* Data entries
>> START

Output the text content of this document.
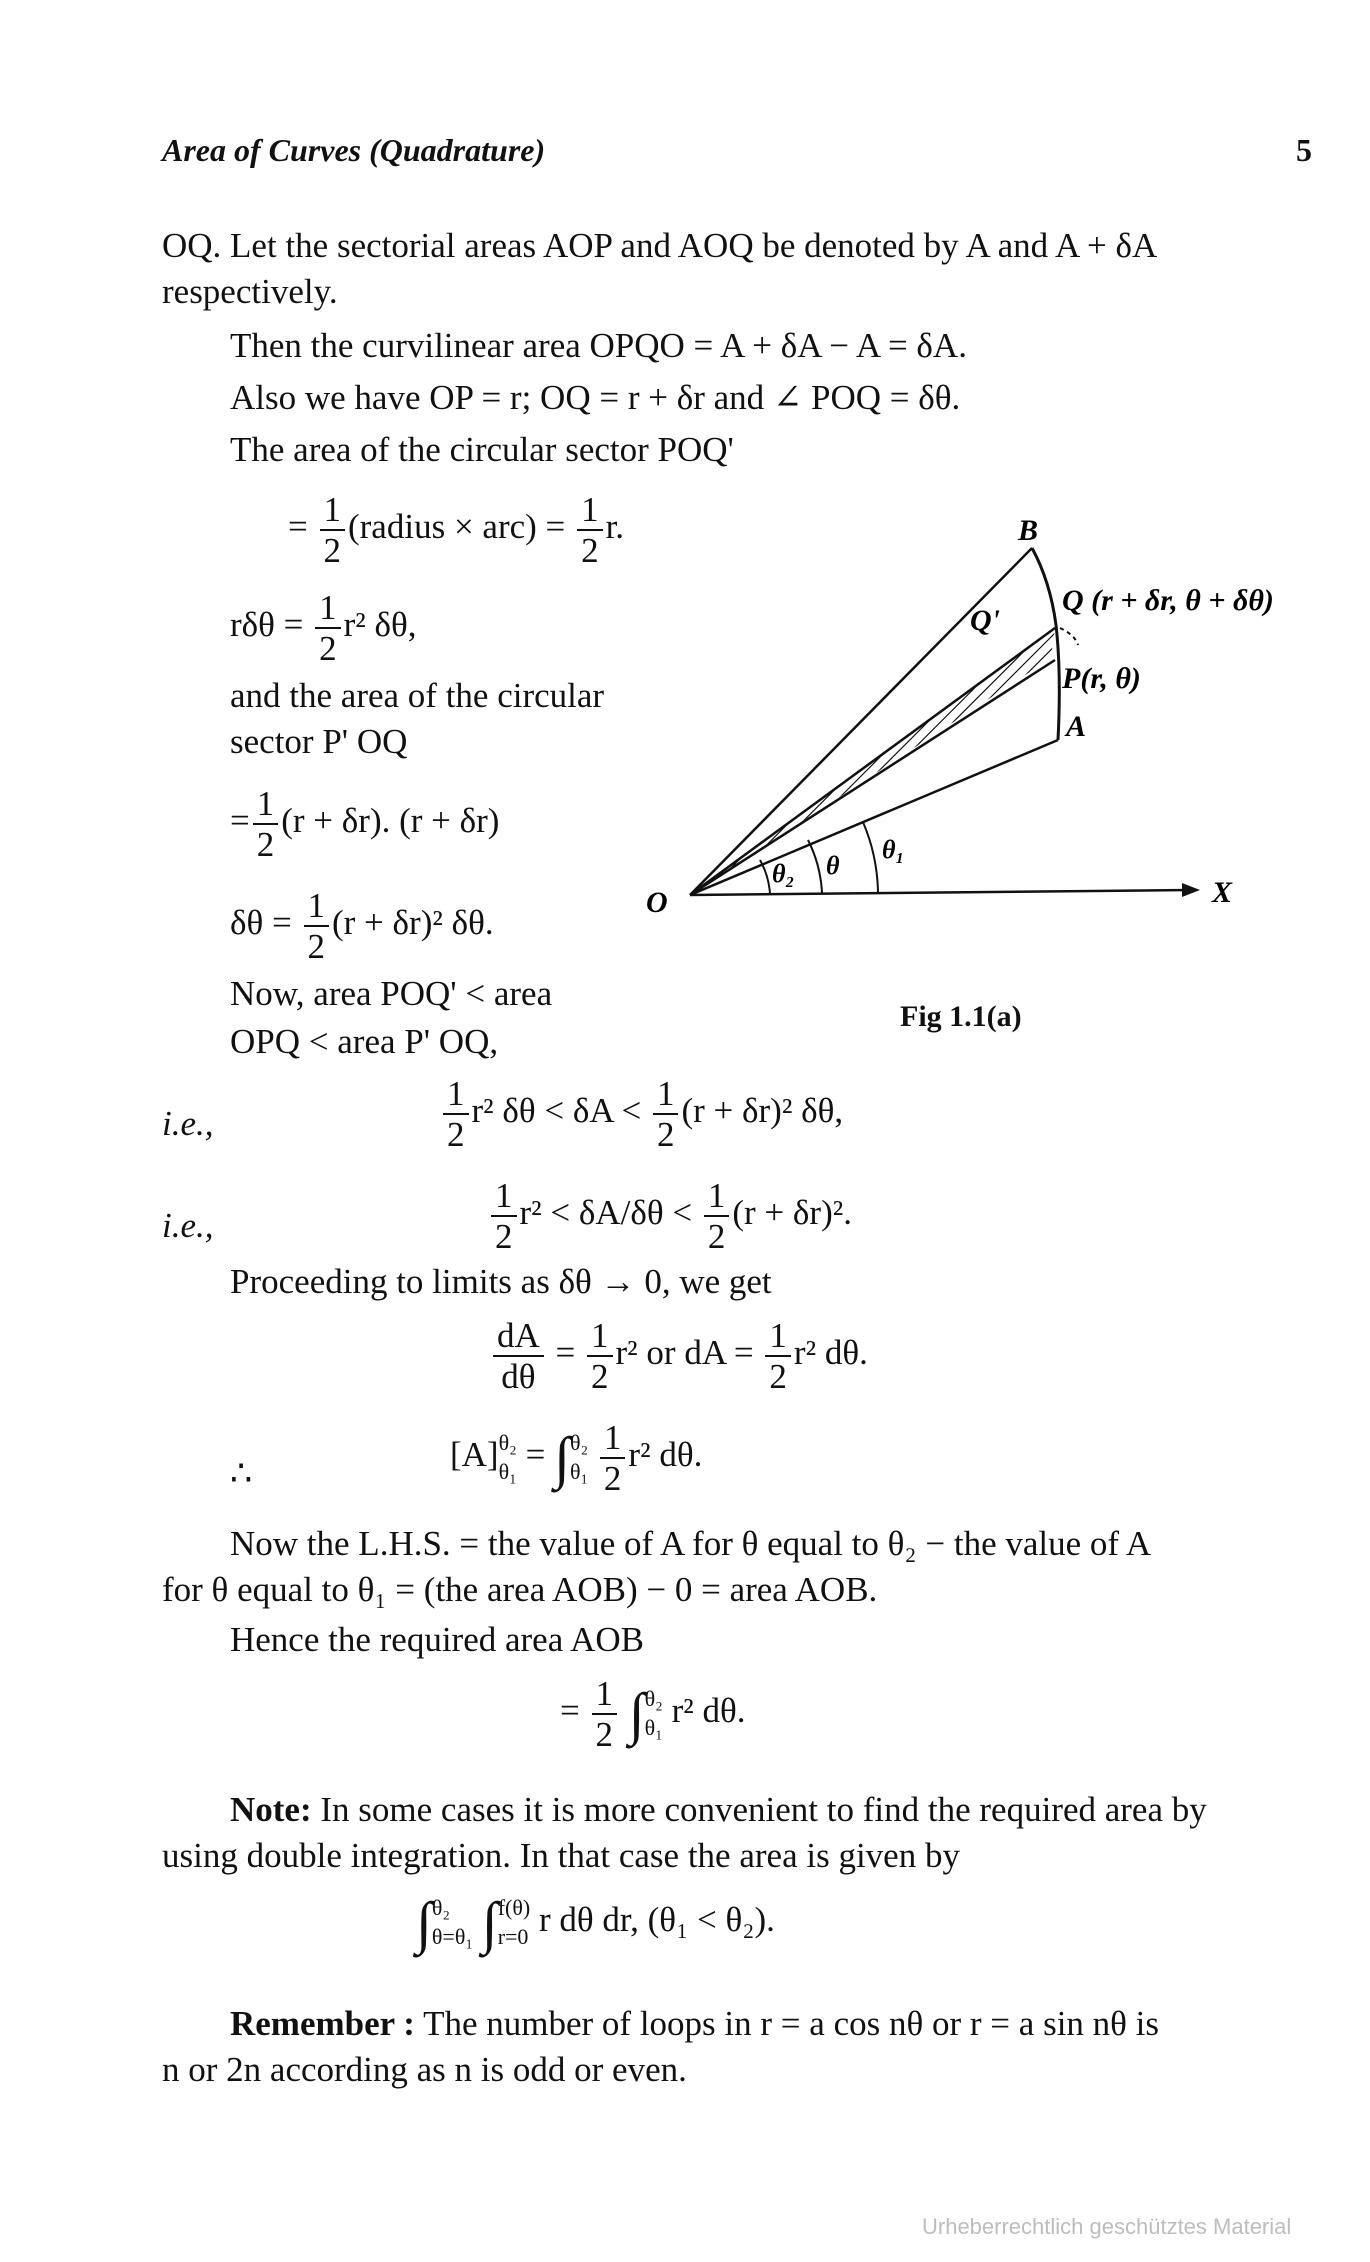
Area of Curves (Quadrature)	5
OQ. Let the sectorial areas AOP and AOQ be denoted by A and A + δA
respectively.
Then the curvilinear area OPQO = A + δA − A = δA.
Also we have OP = r; OQ = r + δr and ∠ POQ = δθ.
The area of the circular sector POQ'
= $\frac{1}{2}$ (radius × $arc) = \frac{1}{2} r$.
$r\delta\theta = \frac{1}{2} r^2$ δθ,
and the area of the circular
sector P' OQ
= $\frac{1}{2} (r + \delta r)$. (r + δr)
$\delta\theta = \frac{1}{2} (r + \delta r)^2$ δθ.
Now, area POQ' < area
OPQ < area P' OQ,
i.e.,	$\frac{1}{2} r^2$ $\delta\theta < \delta A < \frac{1}{2} (r + \delta r)^2$ δθ,
i.e.,	$\frac{1}{2} r^2 < \delta A/\delta\theta < \frac{1}{2} (r + \delta r)^2$.
Proceeding to limits as δθ → 0, we get
$\frac{dA}{d\theta} = \frac{1}{2} r^2$ or dA = $\frac{1}{2} r^2$ dθ.
∴	[A] θ₂
θ₁ = ∫ θ₂
θ₁
$\frac{1}{2} r^2$ dθ.
Now the L.H.S. = the value of A for θ equal to θ₂ − the value of A
for θ equal to θ₁ = (the area AOB) − 0 = area AOB.
Hence the required area AOB
= $\frac{1}{2}$ ∫ θ₂
θ₁ r² dθ.
Note: In some cases it is more convenient to find the required area by
using double integration. In that case the area is given by
∫ θ₂
θ=θ₁ ∫ f(θ)
r=0 r dθ dr, (θ₁ < θ₂).
Remember : The number of loops in r = a cos nθ or r = a sin nθ is
n or 2n according as n is odd or even.
B
Q (r + δr, θ + δθ)
Q'
P(r, θ)
A
O	X
θ₂ θ
θ₁
Fig 1.1(a)
Urheberrechtlich geschütztes Material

>> END

* WORK TO BE COMPLETED
Keep the pictures out of the copy and return the rest of the data above exactly.

* SOLUTION TO THE EXERCISE
Output the text content of this document.
Area of Curves (Quadrature)	5
OQ. Let the sectorial areas AOP and AOQ be denoted by A and A + δA
respectively.
Then the curvilinear area OPQO = A + δA − A = δA.
Also we have OP = r; OQ = r + δr and ∠ POQ = δθ.
The area of the circular sector POQ'
= $\frac{1}{2}$ (radius × $arc) = \frac{1}{2} r$.
$r\delta\theta = \frac{1}{2} r^2$ δθ,
and the area of the circular
sector P' OQ
= $\frac{1}{2} (r + \delta r)$. (r + δr)
$\delta\theta = \frac{1}{2} (r + \delta r)^2$ δθ.
Now, area POQ' < area
OPQ < area P' OQ,
i.e.,	$\frac{1}{2} r^2$ $\delta\theta < \delta A < \frac{1}{2} (r + \delta r)^2$ δθ,
i.e.,	$\frac{1}{2} r^2 < \delta A/\delta\theta < \frac{1}{2} (r + \delta r)^2$.
Proceeding to limits as δθ → 0, we get
$\frac{dA}{d\theta} = \frac{1}{2} r^2$ or dA = $\frac{1}{2} r^2$ dθ.
∴	[A] θ₂
θ₁ = ∫ θ₂
θ₁
$\frac{1}{2} r^2$ dθ.
Now the L.H.S. = the value of A for θ equal to θ₂ − the value of A
for θ equal to θ₁ = (the area AOB) − 0 = area AOB.
Hence the required area AOB
= $\frac{1}{2}$ ∫ θ₂
θ₁ r² dθ.
Note: In some cases it is more convenient to find the required area by
using double integration. In that case the area is given by
∫ θ₂
θ=θ₁ ∫ f(θ)
r=0 r dθ dr, (θ₁ < θ₂).
Remember : The number of loops in r = a cos nθ or r = a sin nθ is
n or 2n according as n is odd or even.
B
Q (r + δr, θ + δθ)
Q'
P(r, θ)
A
O	X
θ₂ θ
θ₁
Fig 1.1(a)
Urheberrechtlich geschütztes Material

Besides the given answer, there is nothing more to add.